Supplied data.

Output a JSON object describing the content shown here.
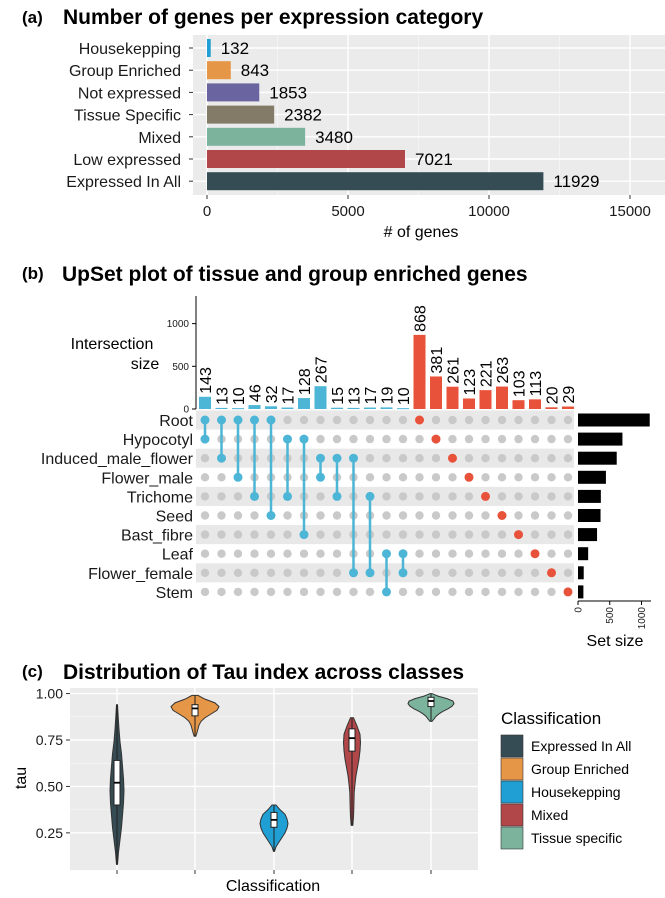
{
  "panel_a": {
    "tag": "(a)",
    "title": "Number of genes per expression category",
    "chart_data": {
      "type": "bar",
      "orientation": "horizontal",
      "categories": [
        "Housekepping",
        "Group Enriched",
        "Not expressed",
        "Tissue Specific",
        "Mixed",
        "Low expressed",
        "Expressed In All"
      ],
      "values": [
        132,
        843,
        1853,
        2382,
        3480,
        7021,
        11929
      ],
      "colors": [
        "#1f9fd4",
        "#e59646",
        "#6a64a0",
        "#837a67",
        "#7bb39c",
        "#b2474a",
        "#354c55"
      ],
      "xlabel": "# of genes",
      "xlim": [
        0,
        15000
      ],
      "xticks": [
        0,
        5000,
        10000,
        15000
      ],
      "grid": true
    }
  },
  "panel_b": {
    "tag": "(b)",
    "title": "UpSet plot of tissue and group enriched genes",
    "chart_data": {
      "type": "bar",
      "subtype": "upset",
      "sets": [
        "Root",
        "Hypocotyl",
        "Induced_male_flower",
        "Flower_male",
        "Trichome",
        "Seed",
        "Bast_fibre",
        "Leaf",
        "Flower_female",
        "Stem"
      ],
      "set_sizes": [
        1130,
        700,
        610,
        440,
        360,
        355,
        300,
        160,
        90,
        85
      ],
      "set_size_label": "Set size",
      "set_size_ticks": [
        0,
        500,
        1000
      ],
      "set_size_lim": [
        0,
        1150
      ],
      "intersection_label_line1": "Intersection",
      "intersection_label_line2": "size",
      "intersection_ticks": [
        0,
        500,
        1000
      ],
      "intersection_lim": [
        0,
        1300
      ],
      "intersections": [
        {
          "size": 143,
          "sets": [
            "Root",
            "Hypocotyl"
          ],
          "color": "#4db6d6"
        },
        {
          "size": 13,
          "sets": [
            "Root",
            "Induced_male_flower"
          ],
          "color": "#4db6d6"
        },
        {
          "size": 10,
          "sets": [
            "Root",
            "Flower_male"
          ],
          "color": "#4db6d6"
        },
        {
          "size": 46,
          "sets": [
            "Root",
            "Trichome"
          ],
          "color": "#4db6d6"
        },
        {
          "size": 32,
          "sets": [
            "Root",
            "Seed"
          ],
          "color": "#4db6d6"
        },
        {
          "size": 17,
          "sets": [
            "Hypocotyl",
            "Trichome"
          ],
          "color": "#4db6d6"
        },
        {
          "size": 128,
          "sets": [
            "Hypocotyl",
            "Bast_fibre"
          ],
          "color": "#4db6d6"
        },
        {
          "size": 267,
          "sets": [
            "Induced_male_flower",
            "Flower_male"
          ],
          "color": "#4db6d6"
        },
        {
          "size": 15,
          "sets": [
            "Induced_male_flower",
            "Trichome"
          ],
          "color": "#4db6d6"
        },
        {
          "size": 13,
          "sets": [
            "Induced_male_flower",
            "Flower_female"
          ],
          "color": "#4db6d6"
        },
        {
          "size": 17,
          "sets": [
            "Trichome",
            "Flower_female"
          ],
          "color": "#4db6d6"
        },
        {
          "size": 19,
          "sets": [
            "Leaf",
            "Stem"
          ],
          "color": "#4db6d6"
        },
        {
          "size": 10,
          "sets": [
            "Leaf",
            "Flower_female"
          ],
          "color": "#4db6d6"
        },
        {
          "size": 868,
          "sets": [
            "Root"
          ],
          "color": "#e8523a"
        },
        {
          "size": 381,
          "sets": [
            "Hypocotyl"
          ],
          "color": "#e8523a"
        },
        {
          "size": 261,
          "sets": [
            "Induced_male_flower"
          ],
          "color": "#e8523a"
        },
        {
          "size": 123,
          "sets": [
            "Flower_male"
          ],
          "color": "#e8523a"
        },
        {
          "size": 221,
          "sets": [
            "Trichome"
          ],
          "color": "#e8523a"
        },
        {
          "size": 263,
          "sets": [
            "Seed"
          ],
          "color": "#e8523a"
        },
        {
          "size": 103,
          "sets": [
            "Bast_fibre"
          ],
          "color": "#e8523a"
        },
        {
          "size": 113,
          "sets": [
            "Leaf"
          ],
          "color": "#e8523a"
        },
        {
          "size": 20,
          "sets": [
            "Flower_female"
          ],
          "color": "#e8523a"
        },
        {
          "size": 29,
          "sets": [
            "Stem"
          ],
          "color": "#e8523a"
        }
      ]
    }
  },
  "panel_c": {
    "tag": "(c)",
    "title": "Distribution of Tau index across classes",
    "chart_data": {
      "type": "violin",
      "xlabel": "Classification",
      "ylabel": "tau",
      "ylim": [
        0.05,
        1.03
      ],
      "yticks": [
        "0.25",
        "0.50",
        "0.75",
        "1.00"
      ],
      "legend_title": "Classification",
      "legend_position": "right",
      "classes": [
        {
          "name": "Expressed In All",
          "color": "#354c55",
          "min": 0.08,
          "q1": 0.4,
          "median": 0.52,
          "q3": 0.64,
          "max": 0.94
        },
        {
          "name": "Group Enriched",
          "color": "#e59646",
          "min": 0.77,
          "q1": 0.88,
          "median": 0.92,
          "q3": 0.94,
          "max": 0.99
        },
        {
          "name": "Housekepping",
          "color": "#1f9fd4",
          "min": 0.15,
          "q1": 0.28,
          "median": 0.32,
          "q3": 0.36,
          "max": 0.4
        },
        {
          "name": "Mixed",
          "color": "#b2474a",
          "min": 0.29,
          "q1": 0.69,
          "median": 0.76,
          "q3": 0.81,
          "max": 0.87
        },
        {
          "name": "Tissue specific",
          "color": "#7bb39c",
          "min": 0.85,
          "q1": 0.93,
          "median": 0.96,
          "q3": 0.98,
          "max": 1.0
        }
      ]
    }
  }
}
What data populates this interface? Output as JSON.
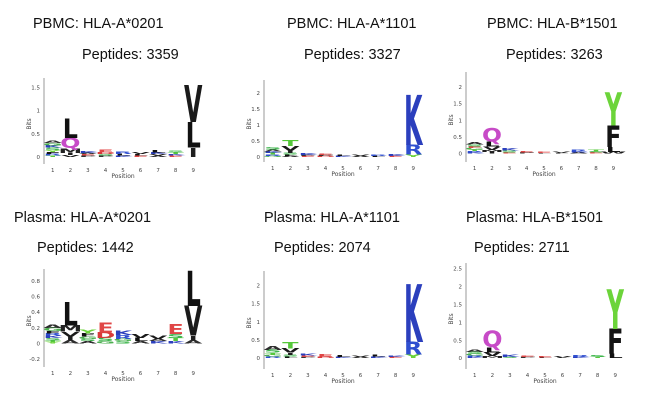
{
  "chart_data": [
    {
      "type": "sequence-logo",
      "title": "PBMC: HLA-A*0201",
      "subtitle": "Peptides: 3359",
      "xlabel": "Position",
      "ylabel": "Bits",
      "positions": [
        "1",
        "2",
        "3",
        "4",
        "5",
        "6",
        "7",
        "8",
        "9"
      ],
      "yticks": [
        "0",
        "0.5",
        "1",
        "1.5"
      ],
      "ylim": [
        -0.15,
        1.7
      ],
      "letters": [
        [
          {
            "l": "A",
            "h": 0.06
          },
          {
            "l": "S",
            "h": 0.05
          },
          {
            "l": "K",
            "h": 0.05
          },
          {
            "l": "G",
            "h": 0.05
          },
          {
            "l": "R",
            "h": 0.04
          },
          {
            "l": "F",
            "h": 0.04
          },
          {
            "l": "Y",
            "h": 0.04
          },
          {
            "l": "T",
            "h": 0.03
          }
        ],
        [
          {
            "l": "L",
            "h": 0.42
          },
          {
            "l": "Q",
            "h": 0.22
          },
          {
            "l": "M",
            "h": 0.1
          },
          {
            "l": "I",
            "h": 0.05
          },
          {
            "l": "V",
            "h": 0.04
          }
        ],
        [
          {
            "l": "K",
            "h": 0.04
          },
          {
            "l": "P",
            "h": 0.03
          },
          {
            "l": "E",
            "h": 0.03
          },
          {
            "l": "A",
            "h": 0.03
          }
        ],
        [
          {
            "l": "E",
            "h": 0.05
          },
          {
            "l": "S",
            "h": 0.04
          },
          {
            "l": "D",
            "h": 0.04
          },
          {
            "l": "P",
            "h": 0.03
          }
        ],
        [
          {
            "l": "R",
            "h": 0.05
          },
          {
            "l": "L",
            "h": 0.04
          },
          {
            "l": "K",
            "h": 0.03
          }
        ],
        [
          {
            "l": "V",
            "h": 0.04
          },
          {
            "l": "E",
            "h": 0.03
          },
          {
            "l": "L",
            "h": 0.03
          }
        ],
        [
          {
            "l": "L",
            "h": 0.05
          },
          {
            "l": "K",
            "h": 0.04
          },
          {
            "l": "A",
            "h": 0.03
          },
          {
            "l": "V",
            "h": 0.03
          }
        ],
        [
          {
            "l": "T",
            "h": 0.04
          },
          {
            "l": "S",
            "h": 0.04
          },
          {
            "l": "E",
            "h": 0.03
          },
          {
            "l": "K",
            "h": 0.03
          }
        ],
        [
          {
            "l": "V",
            "h": 0.8
          },
          {
            "l": "L",
            "h": 0.55
          },
          {
            "l": "I",
            "h": 0.2
          }
        ]
      ]
    },
    {
      "type": "sequence-logo",
      "title": "PBMC: HLA-A*1101",
      "subtitle": "Peptides: 3327",
      "xlabel": "Position",
      "ylabel": "Bits",
      "positions": [
        "1",
        "2",
        "3",
        "4",
        "5",
        "6",
        "7",
        "8",
        "9"
      ],
      "yticks": [
        "0",
        "0.5",
        "1",
        "1.5",
        "2"
      ],
      "ylim": [
        -0.15,
        2.4
      ],
      "letters": [
        [
          {
            "l": "S",
            "h": 0.08
          },
          {
            "l": "A",
            "h": 0.06
          },
          {
            "l": "T",
            "h": 0.05
          },
          {
            "l": "K",
            "h": 0.05
          },
          {
            "l": "G",
            "h": 0.04
          },
          {
            "l": "R",
            "h": 0.04
          }
        ],
        [
          {
            "l": "T",
            "h": 0.18
          },
          {
            "l": "V",
            "h": 0.14
          },
          {
            "l": "I",
            "h": 0.07
          },
          {
            "l": "S",
            "h": 0.05
          },
          {
            "l": "A",
            "h": 0.04
          },
          {
            "l": "L",
            "h": 0.04
          }
        ],
        [
          {
            "l": "K",
            "h": 0.05
          },
          {
            "l": "P",
            "h": 0.04
          },
          {
            "l": "E",
            "h": 0.03
          }
        ],
        [
          {
            "l": "E",
            "h": 0.04
          },
          {
            "l": "D",
            "h": 0.03
          },
          {
            "l": "P",
            "h": 0.03
          }
        ],
        [
          {
            "l": "L",
            "h": 0.04
          },
          {
            "l": "K",
            "h": 0.03
          }
        ],
        [
          {
            "l": "V",
            "h": 0.04
          },
          {
            "l": "A",
            "h": 0.03
          }
        ],
        [
          {
            "l": "R",
            "h": 0.04
          },
          {
            "l": "L",
            "h": 0.03
          }
        ],
        [
          {
            "l": "K",
            "h": 0.05
          },
          {
            "l": "E",
            "h": 0.03
          }
        ],
        [
          {
            "l": "K",
            "h": 1.55
          },
          {
            "l": "R",
            "h": 0.3
          },
          {
            "l": "Y",
            "h": 0.08
          }
        ]
      ]
    },
    {
      "type": "sequence-logo",
      "title": "PBMC: HLA-B*1501",
      "subtitle": "Peptides: 3263",
      "xlabel": "Position",
      "ylabel": "Bits",
      "positions": [
        "1",
        "2",
        "3",
        "4",
        "5",
        "6",
        "7",
        "8",
        "9"
      ],
      "yticks": [
        "0",
        "0.5",
        "1",
        "1.5",
        "2"
      ],
      "ylim": [
        -0.25,
        2.45
      ],
      "letters": [
        [
          {
            "l": "A",
            "h": 0.07
          },
          {
            "l": "S",
            "h": 0.06
          },
          {
            "l": "G",
            "h": 0.05
          },
          {
            "l": "E",
            "h": 0.05
          },
          {
            "l": "K",
            "h": 0.04
          },
          {
            "l": "R",
            "h": 0.04
          },
          {
            "l": "T",
            "h": 0.04
          }
        ],
        [
          {
            "l": "Q",
            "h": 0.4
          },
          {
            "l": "L",
            "h": 0.15
          },
          {
            "l": "V",
            "h": 0.1
          },
          {
            "l": "M",
            "h": 0.06
          },
          {
            "l": "I",
            "h": 0.05
          }
        ],
        [
          {
            "l": "K",
            "h": 0.07
          },
          {
            "l": "S",
            "h": 0.05
          },
          {
            "l": "E",
            "h": 0.04
          }
        ],
        [
          {
            "l": "E",
            "h": 0.04
          },
          {
            "l": "P",
            "h": 0.03
          }
        ],
        [
          {
            "l": "E",
            "h": 0.03
          },
          {
            "l": "L",
            "h": 0.02
          }
        ],
        [
          {
            "l": "V",
            "h": 0.03
          },
          {
            "l": "L",
            "h": 0.02
          }
        ],
        [
          {
            "l": "R",
            "h": 0.05
          },
          {
            "l": "K",
            "h": 0.04
          },
          {
            "l": "A",
            "h": 0.03
          }
        ],
        [
          {
            "l": "T",
            "h": 0.05
          },
          {
            "l": "S",
            "h": 0.04
          },
          {
            "l": "E",
            "h": 0.03
          }
        ],
        [
          {
            "l": "Y",
            "h": 1.0
          },
          {
            "l": "F",
            "h": 0.65
          },
          {
            "l": "L",
            "h": 0.15
          },
          {
            "l": "W",
            "h": 0.05
          }
        ]
      ]
    },
    {
      "type": "sequence-logo",
      "title": "Plasma: HLA-A*0201",
      "subtitle": "Peptides: 1442",
      "xlabel": "Position",
      "ylabel": "Bits",
      "positions": [
        "1",
        "2",
        "3",
        "4",
        "5",
        "6",
        "7",
        "8",
        "9"
      ],
      "yticks": [
        "-0.2",
        "0",
        "0.2",
        "0.4",
        "0.6",
        "0.8"
      ],
      "ylim": [
        -0.3,
        0.95
      ],
      "letters": [
        [
          {
            "l": "G",
            "h": 0.04
          },
          {
            "l": "A",
            "h": 0.04
          },
          {
            "l": "S",
            "h": 0.03
          },
          {
            "l": "K",
            "h": 0.03
          },
          {
            "l": "R",
            "h": 0.03
          },
          {
            "l": "F",
            "h": 0.03
          },
          {
            "l": "Y",
            "h": 0.02
          },
          {
            "l": "T",
            "h": 0.02
          }
        ],
        [
          {
            "l": "L",
            "h": 0.3
          },
          {
            "l": "M",
            "h": 0.08
          },
          {
            "l": "V",
            "h": 0.06
          },
          {
            "l": "I",
            "h": 0.05
          },
          {
            "l": "A",
            "h": 0.04
          }
        ],
        [
          {
            "l": "Y",
            "h": 0.05
          },
          {
            "l": "F",
            "h": 0.04
          },
          {
            "l": "A",
            "h": 0.03
          },
          {
            "l": "S",
            "h": 0.03
          },
          {
            "l": "G",
            "h": 0.03
          }
        ],
        [
          {
            "l": "E",
            "h": 0.12
          },
          {
            "l": "D",
            "h": 0.07
          },
          {
            "l": "S",
            "h": 0.04
          },
          {
            "l": "G",
            "h": 0.03
          }
        ],
        [
          {
            "l": "K",
            "h": 0.06
          },
          {
            "l": "R",
            "h": 0.05
          },
          {
            "l": "S",
            "h": 0.03
          },
          {
            "l": "G",
            "h": 0.03
          }
        ],
        [
          {
            "l": "V",
            "h": 0.05
          },
          {
            "l": "L",
            "h": 0.04
          },
          {
            "l": "A",
            "h": 0.03
          }
        ],
        [
          {
            "l": "V",
            "h": 0.04
          },
          {
            "l": "K",
            "h": 0.03
          },
          {
            "l": "A",
            "h": 0.03
          }
        ],
        [
          {
            "l": "E",
            "h": 0.12
          },
          {
            "l": "S",
            "h": 0.05
          },
          {
            "l": "T",
            "h": 0.04
          },
          {
            "l": "K",
            "h": 0.03
          }
        ],
        [
          {
            "l": "L",
            "h": 0.45
          },
          {
            "l": "V",
            "h": 0.38
          },
          {
            "l": "I",
            "h": 0.06
          },
          {
            "l": "A",
            "h": 0.04
          }
        ]
      ]
    },
    {
      "type": "sequence-logo",
      "title": "Plasma: HLA-A*1101",
      "subtitle": "Peptides: 2074",
      "xlabel": "Position",
      "ylabel": "Bits",
      "positions": [
        "1",
        "2",
        "3",
        "4",
        "5",
        "6",
        "7",
        "8",
        "9"
      ],
      "yticks": [
        "0",
        "0.5",
        "1",
        "1.5",
        "2"
      ],
      "ylim": [
        -0.3,
        2.4
      ],
      "letters": [
        [
          {
            "l": "A",
            "h": 0.1
          },
          {
            "l": "S",
            "h": 0.08
          },
          {
            "l": "T",
            "h": 0.06
          },
          {
            "l": "G",
            "h": 0.05
          },
          {
            "l": "R",
            "h": 0.04
          }
        ],
        [
          {
            "l": "T",
            "h": 0.18
          },
          {
            "l": "V",
            "h": 0.12
          },
          {
            "l": "I",
            "h": 0.06
          },
          {
            "l": "S",
            "h": 0.05
          },
          {
            "l": "L",
            "h": 0.04
          }
        ],
        [
          {
            "l": "K",
            "h": 0.06
          },
          {
            "l": "E",
            "h": 0.04
          },
          {
            "l": "P",
            "h": 0.03
          }
        ],
        [
          {
            "l": "E",
            "h": 0.07
          },
          {
            "l": "D",
            "h": 0.04
          }
        ],
        [
          {
            "l": "L",
            "h": 0.05
          },
          {
            "l": "K",
            "h": 0.03
          }
        ],
        [
          {
            "l": "V",
            "h": 0.04
          },
          {
            "l": "A",
            "h": 0.03
          }
        ],
        [
          {
            "l": "L",
            "h": 0.06
          },
          {
            "l": "K",
            "h": 0.04
          }
        ],
        [
          {
            "l": "K",
            "h": 0.04
          },
          {
            "l": "E",
            "h": 0.03
          }
        ],
        [
          {
            "l": "K",
            "h": 1.6
          },
          {
            "l": "R",
            "h": 0.35
          },
          {
            "l": "Y",
            "h": 0.1
          }
        ]
      ]
    },
    {
      "type": "sequence-logo",
      "title": "Plasma: HLA-B*1501",
      "subtitle": "Peptides: 2711",
      "xlabel": "Position",
      "ylabel": "Bits",
      "positions": [
        "1",
        "2",
        "3",
        "4",
        "5",
        "6",
        "7",
        "8",
        "9"
      ],
      "yticks": [
        "0",
        "0.5",
        "1",
        "1.5",
        "2",
        "2.5"
      ],
      "ylim": [
        -0.3,
        2.65
      ],
      "letters": [
        [
          {
            "l": "A",
            "h": 0.07
          },
          {
            "l": "G",
            "h": 0.05
          },
          {
            "l": "S",
            "h": 0.05
          },
          {
            "l": "K",
            "h": 0.04
          },
          {
            "l": "R",
            "h": 0.04
          }
        ],
        [
          {
            "l": "Q",
            "h": 0.45
          },
          {
            "l": "L",
            "h": 0.15
          },
          {
            "l": "V",
            "h": 0.1
          },
          {
            "l": "M",
            "h": 0.06
          }
        ],
        [
          {
            "l": "K",
            "h": 0.07
          },
          {
            "l": "S",
            "h": 0.04
          }
        ],
        [
          {
            "l": "E",
            "h": 0.04
          },
          {
            "l": "P",
            "h": 0.03
          }
        ],
        [
          {
            "l": "E",
            "h": 0.03
          },
          {
            "l": "L",
            "h": 0.02
          }
        ],
        [
          {
            "l": "V",
            "h": 0.03
          },
          {
            "l": "L",
            "h": 0.02
          }
        ],
        [
          {
            "l": "R",
            "h": 0.05
          },
          {
            "l": "K",
            "h": 0.04
          }
        ],
        [
          {
            "l": "S",
            "h": 0.05
          },
          {
            "l": "T",
            "h": 0.04
          }
        ],
        [
          {
            "l": "Y",
            "h": 1.1
          },
          {
            "l": "F",
            "h": 0.7
          },
          {
            "l": "L",
            "h": 0.12
          }
        ]
      ]
    }
  ],
  "letter_colors": {
    "A": "#2e2e2e",
    "V": "#1a1a1a",
    "L": "#111111",
    "I": "#1e1e1e",
    "M": "#222222",
    "F": "#141414",
    "W": "#1a1a1a",
    "P": "#333333",
    "G": "#4caf50",
    "C": "#4caf50",
    "S": "#3cb44b",
    "T": "#55c83a",
    "Y": "#6cd43a",
    "N": "#c03ac0",
    "Q": "#c74bc7",
    "K": "#2b3fbd",
    "R": "#2f4fd0",
    "H": "#3b5ad6",
    "D": "#d83a3a",
    "E": "#e04646"
  }
}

Work required. Return every line from the entries that holds the string "Plasma".

Answer below.
      "title": "Plasma: HLA-A*0201",
      "title": "Plasma: HLA-A*1101",
      "title": "Plasma: HLA-B*1501",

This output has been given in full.